Begin Data to process
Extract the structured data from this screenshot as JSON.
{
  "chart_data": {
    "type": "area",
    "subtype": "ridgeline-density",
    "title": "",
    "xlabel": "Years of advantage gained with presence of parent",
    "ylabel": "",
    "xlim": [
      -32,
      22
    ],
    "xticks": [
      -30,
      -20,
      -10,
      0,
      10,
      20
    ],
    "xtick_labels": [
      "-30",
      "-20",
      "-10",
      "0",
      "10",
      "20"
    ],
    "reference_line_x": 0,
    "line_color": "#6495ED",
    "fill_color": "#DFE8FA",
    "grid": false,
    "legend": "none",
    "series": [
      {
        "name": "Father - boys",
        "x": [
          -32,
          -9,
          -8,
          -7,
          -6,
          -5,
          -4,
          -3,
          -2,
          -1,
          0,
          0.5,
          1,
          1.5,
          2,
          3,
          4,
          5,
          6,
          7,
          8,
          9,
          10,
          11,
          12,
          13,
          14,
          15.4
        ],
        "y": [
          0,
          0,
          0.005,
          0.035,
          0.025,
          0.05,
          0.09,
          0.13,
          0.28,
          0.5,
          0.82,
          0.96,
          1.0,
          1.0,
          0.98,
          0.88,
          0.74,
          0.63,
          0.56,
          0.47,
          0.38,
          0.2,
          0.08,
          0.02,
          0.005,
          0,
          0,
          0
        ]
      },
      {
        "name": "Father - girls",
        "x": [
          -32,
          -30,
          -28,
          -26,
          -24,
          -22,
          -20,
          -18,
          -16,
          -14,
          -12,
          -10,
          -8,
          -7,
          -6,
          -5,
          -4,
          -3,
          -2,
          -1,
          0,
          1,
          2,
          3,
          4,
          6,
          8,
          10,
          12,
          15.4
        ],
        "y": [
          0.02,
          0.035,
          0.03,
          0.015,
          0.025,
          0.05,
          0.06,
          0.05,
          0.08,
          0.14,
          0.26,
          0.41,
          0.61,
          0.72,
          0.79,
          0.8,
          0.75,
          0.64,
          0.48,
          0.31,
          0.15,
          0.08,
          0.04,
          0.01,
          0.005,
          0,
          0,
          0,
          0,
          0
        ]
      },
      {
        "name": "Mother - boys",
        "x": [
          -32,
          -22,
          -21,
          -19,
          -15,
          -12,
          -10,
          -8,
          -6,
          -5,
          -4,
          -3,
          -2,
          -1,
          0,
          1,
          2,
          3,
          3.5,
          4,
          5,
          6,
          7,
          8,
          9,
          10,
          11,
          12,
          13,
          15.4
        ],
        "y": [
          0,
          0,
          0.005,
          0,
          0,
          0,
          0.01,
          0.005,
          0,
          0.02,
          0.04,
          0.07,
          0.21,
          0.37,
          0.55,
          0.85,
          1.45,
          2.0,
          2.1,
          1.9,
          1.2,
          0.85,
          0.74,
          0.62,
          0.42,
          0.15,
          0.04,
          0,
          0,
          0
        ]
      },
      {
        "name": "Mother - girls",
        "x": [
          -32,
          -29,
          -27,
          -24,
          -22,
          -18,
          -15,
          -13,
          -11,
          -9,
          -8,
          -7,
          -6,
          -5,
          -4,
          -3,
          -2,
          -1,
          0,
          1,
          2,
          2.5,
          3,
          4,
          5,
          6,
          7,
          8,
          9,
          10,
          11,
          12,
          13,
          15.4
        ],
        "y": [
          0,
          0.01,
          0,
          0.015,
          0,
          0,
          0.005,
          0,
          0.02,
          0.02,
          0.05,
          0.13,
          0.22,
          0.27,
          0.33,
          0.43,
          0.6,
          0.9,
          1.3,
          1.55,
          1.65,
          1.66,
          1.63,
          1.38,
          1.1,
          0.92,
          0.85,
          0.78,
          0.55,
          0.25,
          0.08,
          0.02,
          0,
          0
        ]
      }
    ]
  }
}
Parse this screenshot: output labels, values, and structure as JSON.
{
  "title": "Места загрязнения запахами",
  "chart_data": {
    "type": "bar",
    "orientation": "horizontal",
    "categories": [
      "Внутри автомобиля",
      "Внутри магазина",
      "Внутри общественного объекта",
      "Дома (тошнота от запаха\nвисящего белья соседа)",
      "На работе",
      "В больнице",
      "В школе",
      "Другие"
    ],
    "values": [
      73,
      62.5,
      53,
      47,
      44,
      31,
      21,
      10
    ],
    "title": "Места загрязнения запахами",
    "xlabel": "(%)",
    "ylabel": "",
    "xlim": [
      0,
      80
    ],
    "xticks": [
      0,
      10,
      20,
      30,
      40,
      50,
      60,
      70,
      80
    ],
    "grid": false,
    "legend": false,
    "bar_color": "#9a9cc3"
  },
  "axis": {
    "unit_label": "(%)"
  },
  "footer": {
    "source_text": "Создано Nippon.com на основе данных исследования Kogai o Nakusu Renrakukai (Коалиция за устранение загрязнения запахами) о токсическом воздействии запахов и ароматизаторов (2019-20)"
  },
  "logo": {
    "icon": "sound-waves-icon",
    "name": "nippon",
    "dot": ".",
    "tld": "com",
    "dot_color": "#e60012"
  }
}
End Data to process
* [Instructions to follow]
Take every line containing the word "screenshot" and copy it.

* [Complete response]
Extract the structured data from this screenshot as JSON.
Parse this screenshot: output labels, values, and structure as JSON.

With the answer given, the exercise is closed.